(Layout dataset entries)
┌──

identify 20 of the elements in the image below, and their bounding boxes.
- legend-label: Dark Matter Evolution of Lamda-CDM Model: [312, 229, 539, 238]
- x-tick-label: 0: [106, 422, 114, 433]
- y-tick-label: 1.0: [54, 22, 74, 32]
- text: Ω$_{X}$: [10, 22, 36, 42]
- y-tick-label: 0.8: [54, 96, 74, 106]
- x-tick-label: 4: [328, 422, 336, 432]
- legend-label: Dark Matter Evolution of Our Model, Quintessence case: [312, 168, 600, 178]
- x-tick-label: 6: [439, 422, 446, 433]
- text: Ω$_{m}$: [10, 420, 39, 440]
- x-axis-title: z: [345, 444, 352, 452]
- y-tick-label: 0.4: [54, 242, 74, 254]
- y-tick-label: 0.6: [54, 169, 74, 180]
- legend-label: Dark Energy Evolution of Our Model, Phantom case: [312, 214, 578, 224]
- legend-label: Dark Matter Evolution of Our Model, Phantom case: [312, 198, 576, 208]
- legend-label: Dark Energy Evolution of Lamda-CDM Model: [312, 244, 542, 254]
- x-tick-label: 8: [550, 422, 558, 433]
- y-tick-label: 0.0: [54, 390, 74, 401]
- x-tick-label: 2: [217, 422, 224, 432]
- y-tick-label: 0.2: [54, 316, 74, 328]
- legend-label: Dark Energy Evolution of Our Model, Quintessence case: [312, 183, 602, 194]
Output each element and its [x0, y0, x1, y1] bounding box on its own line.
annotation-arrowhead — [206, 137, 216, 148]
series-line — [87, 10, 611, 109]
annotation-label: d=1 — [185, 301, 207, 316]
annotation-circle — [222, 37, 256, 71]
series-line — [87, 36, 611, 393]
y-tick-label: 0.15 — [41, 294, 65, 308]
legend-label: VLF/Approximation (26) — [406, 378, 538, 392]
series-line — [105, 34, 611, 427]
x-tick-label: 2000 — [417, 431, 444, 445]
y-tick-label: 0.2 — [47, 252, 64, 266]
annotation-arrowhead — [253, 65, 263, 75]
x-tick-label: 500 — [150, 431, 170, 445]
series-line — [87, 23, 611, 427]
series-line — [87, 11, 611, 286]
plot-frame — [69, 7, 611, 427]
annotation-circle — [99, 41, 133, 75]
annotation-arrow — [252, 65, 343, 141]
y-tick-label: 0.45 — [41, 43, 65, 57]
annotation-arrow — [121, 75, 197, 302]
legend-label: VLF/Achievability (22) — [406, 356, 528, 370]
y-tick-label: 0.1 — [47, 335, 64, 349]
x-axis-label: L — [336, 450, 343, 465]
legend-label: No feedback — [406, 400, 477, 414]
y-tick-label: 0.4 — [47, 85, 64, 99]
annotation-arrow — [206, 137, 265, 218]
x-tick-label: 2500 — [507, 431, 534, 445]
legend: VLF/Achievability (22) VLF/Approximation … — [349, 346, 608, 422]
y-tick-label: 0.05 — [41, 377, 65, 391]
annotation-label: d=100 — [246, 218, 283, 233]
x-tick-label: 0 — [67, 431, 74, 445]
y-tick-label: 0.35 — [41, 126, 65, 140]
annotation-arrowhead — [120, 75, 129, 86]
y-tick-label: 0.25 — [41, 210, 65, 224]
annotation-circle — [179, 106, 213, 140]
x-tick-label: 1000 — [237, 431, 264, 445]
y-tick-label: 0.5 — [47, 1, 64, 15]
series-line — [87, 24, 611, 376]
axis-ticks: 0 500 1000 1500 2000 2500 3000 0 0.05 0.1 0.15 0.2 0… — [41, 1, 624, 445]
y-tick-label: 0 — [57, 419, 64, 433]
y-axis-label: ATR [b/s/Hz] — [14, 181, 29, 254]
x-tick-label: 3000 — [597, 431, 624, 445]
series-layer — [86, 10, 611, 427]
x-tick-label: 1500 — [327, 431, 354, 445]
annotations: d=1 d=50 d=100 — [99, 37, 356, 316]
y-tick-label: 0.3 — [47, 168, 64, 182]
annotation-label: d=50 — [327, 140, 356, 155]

└──

* [Aim]: How many lines in the items above contain the string "arrowhead"? Case counts, and the reply should be the number alone.

* [Answer]: 3